→ PARTS OF THE EXERCISE
1. Answer these questions about the CloudTrail notebook excerpt.
(a) Which three API calls does it give as examples of unusual enumeration?
(b) How many top API actions does the example code display?
(c) Which file must be present for the optional network perspective?
2. From the CloudTrail notebook excerpt, write out the passage starting with "Next, examine CloudTrail" and going on through "place or risky.".

→ EXTRACT PROVIDED
#####

Next, examine CloudTrail API calls for signs of:

- Unusual enumeration (e.g., ListUsers, ListRoles, ListBuckets)
- Data access (e.g., GetObject on sensitive S3 buckets)
- Activity from unusual regions
- Activity from unexpected IAM roles or assumed roles

**Your job:**

- Identify API calls that look out of place or risky.
- Correlate them with IAM events when possible (same user/role, similar time).

In [None]:
# Example: top API actions
cloud_api_df['event_name'].value_counts().head(20)

In [None]:
# TODO: Explore CloudTrail API calls for suspicious behavior
# Ideas:
# - Filter for List*, Describe*, GetObject, AssumeRole, GetCallerIdentity
# - Look at calls from unusual regions
# - Look at calls made by roles that recently changed in IAM

# Write your exploration code here.


## 6. Optional — Network perspective (if available)

If `network.csv` is present, you can:

- Look for outbound connections to unusual destinations.
- Correlate timing with data access events (e.g., S3 downloads followed by egress).

#####

[Items from a dataset]
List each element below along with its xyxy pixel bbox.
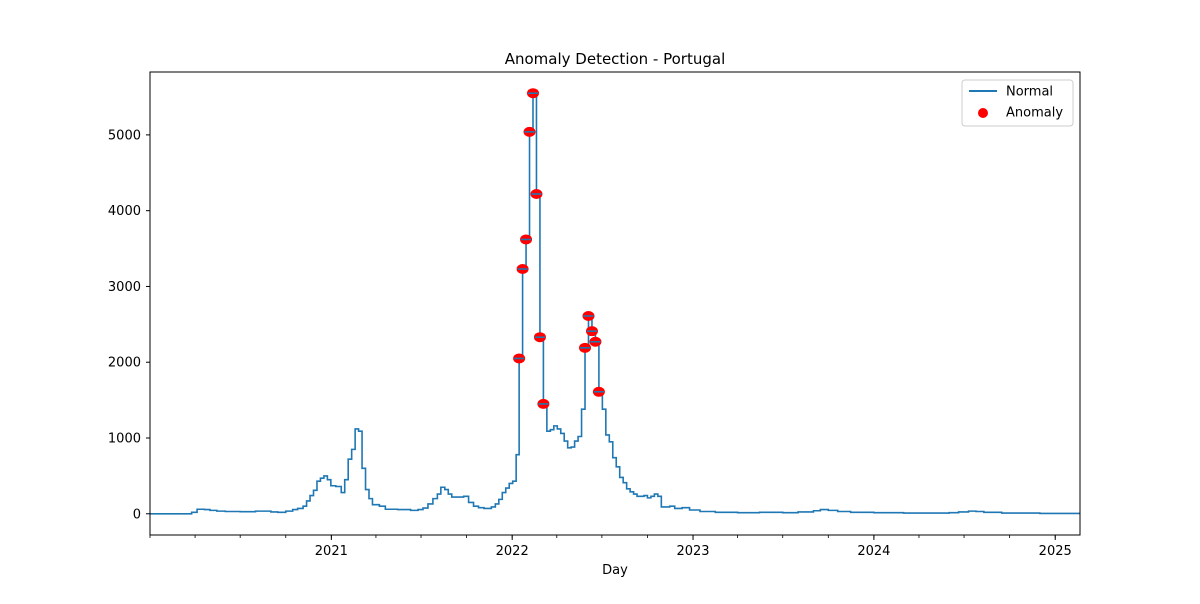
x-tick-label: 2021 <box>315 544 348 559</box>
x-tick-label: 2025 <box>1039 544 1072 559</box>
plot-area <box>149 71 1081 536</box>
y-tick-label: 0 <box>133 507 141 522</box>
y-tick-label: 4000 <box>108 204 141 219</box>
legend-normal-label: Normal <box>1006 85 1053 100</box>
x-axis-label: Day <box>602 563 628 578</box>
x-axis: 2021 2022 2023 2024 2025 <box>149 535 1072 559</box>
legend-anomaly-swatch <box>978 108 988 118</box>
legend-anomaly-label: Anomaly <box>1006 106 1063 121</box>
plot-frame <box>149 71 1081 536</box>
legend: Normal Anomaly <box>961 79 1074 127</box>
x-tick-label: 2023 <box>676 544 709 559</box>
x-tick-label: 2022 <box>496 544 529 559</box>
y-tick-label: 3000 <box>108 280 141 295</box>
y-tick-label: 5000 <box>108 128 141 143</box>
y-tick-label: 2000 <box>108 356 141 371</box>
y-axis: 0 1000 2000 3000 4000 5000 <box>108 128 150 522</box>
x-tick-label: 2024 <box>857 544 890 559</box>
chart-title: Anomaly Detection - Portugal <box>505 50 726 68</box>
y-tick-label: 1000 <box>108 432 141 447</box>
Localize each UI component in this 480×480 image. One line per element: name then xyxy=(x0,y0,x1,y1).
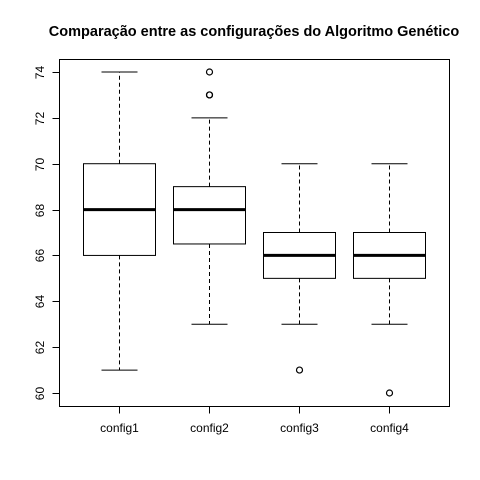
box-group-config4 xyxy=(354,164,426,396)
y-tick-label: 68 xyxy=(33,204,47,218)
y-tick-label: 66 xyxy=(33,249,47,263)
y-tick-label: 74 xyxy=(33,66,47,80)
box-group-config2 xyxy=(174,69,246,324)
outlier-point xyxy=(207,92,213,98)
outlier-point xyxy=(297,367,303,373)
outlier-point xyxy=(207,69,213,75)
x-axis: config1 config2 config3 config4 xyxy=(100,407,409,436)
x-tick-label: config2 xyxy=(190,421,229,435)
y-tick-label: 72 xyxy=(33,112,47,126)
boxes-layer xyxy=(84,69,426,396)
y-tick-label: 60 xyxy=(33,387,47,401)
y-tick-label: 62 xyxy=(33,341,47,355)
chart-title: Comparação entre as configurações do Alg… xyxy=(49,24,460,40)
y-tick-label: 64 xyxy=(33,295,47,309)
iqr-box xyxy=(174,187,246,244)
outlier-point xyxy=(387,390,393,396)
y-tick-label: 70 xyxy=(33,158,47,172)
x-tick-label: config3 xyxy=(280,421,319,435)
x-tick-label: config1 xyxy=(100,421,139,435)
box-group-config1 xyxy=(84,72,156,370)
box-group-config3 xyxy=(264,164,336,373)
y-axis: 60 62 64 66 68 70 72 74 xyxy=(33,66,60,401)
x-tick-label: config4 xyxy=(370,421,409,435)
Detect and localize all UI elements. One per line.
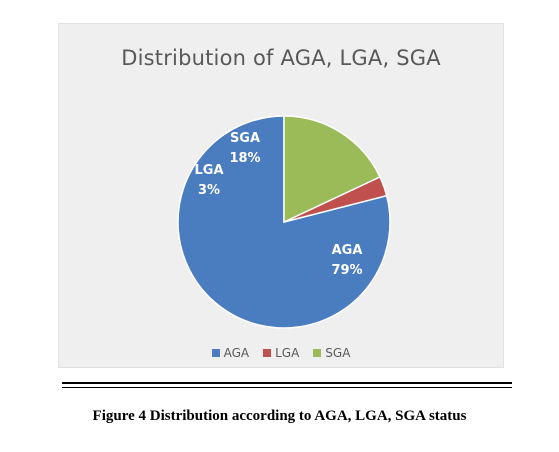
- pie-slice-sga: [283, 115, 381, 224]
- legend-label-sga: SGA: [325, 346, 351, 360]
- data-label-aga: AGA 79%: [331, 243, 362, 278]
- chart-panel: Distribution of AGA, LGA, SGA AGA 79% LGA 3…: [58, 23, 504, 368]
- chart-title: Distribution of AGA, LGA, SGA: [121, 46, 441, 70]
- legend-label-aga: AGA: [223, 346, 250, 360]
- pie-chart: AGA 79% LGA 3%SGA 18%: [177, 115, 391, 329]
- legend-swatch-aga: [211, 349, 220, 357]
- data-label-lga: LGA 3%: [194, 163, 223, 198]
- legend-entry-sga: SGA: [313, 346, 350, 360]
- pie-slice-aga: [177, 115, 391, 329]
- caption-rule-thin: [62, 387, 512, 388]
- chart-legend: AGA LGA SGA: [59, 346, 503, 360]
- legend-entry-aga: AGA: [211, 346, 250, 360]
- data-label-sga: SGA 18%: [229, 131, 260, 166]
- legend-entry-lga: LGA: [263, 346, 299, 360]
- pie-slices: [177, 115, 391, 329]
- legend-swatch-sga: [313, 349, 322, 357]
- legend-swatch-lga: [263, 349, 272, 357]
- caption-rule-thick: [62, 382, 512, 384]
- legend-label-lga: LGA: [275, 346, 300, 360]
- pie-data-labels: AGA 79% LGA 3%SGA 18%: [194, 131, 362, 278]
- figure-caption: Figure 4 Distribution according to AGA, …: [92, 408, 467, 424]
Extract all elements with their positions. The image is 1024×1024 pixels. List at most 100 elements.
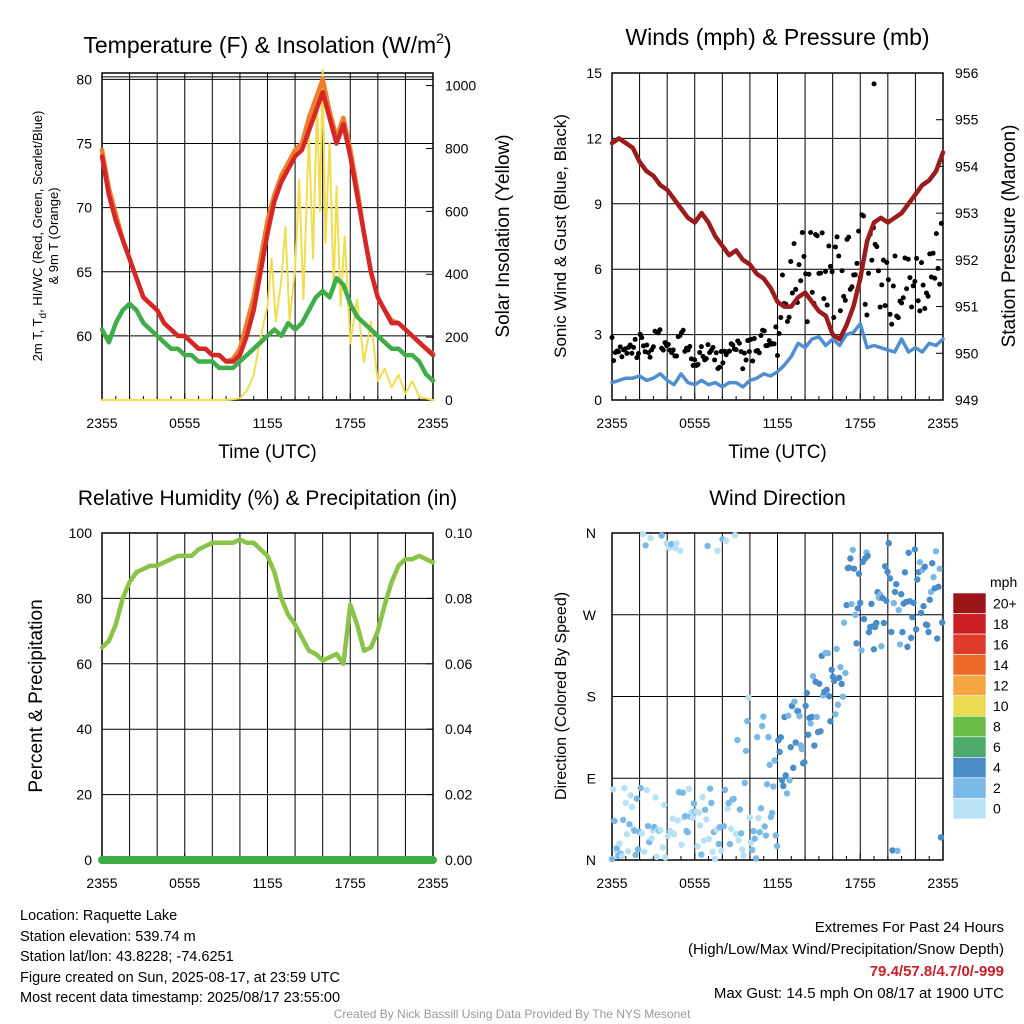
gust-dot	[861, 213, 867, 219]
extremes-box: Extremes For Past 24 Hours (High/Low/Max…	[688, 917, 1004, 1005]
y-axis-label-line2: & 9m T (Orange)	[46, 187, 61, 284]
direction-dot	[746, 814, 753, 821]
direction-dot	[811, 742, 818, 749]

#####

→ CORRECT ANSWERS
1.
(a) ListUsers, ListRoles, and ListBuckets
(b) 20
(c) network.csv

2.
Next, examine CloudTrail API calls for signs of:

- Unusual enumeration (e.g., ListUsers, ListRoles, ListBuckets)
- Data access (e.g., GetObject on sensitive S3 buckets)
- Activity from unusual regions
- Activity from unexpected IAM roles or assumed roles

**Your job:**

- Identify API calls that look out of place or risky.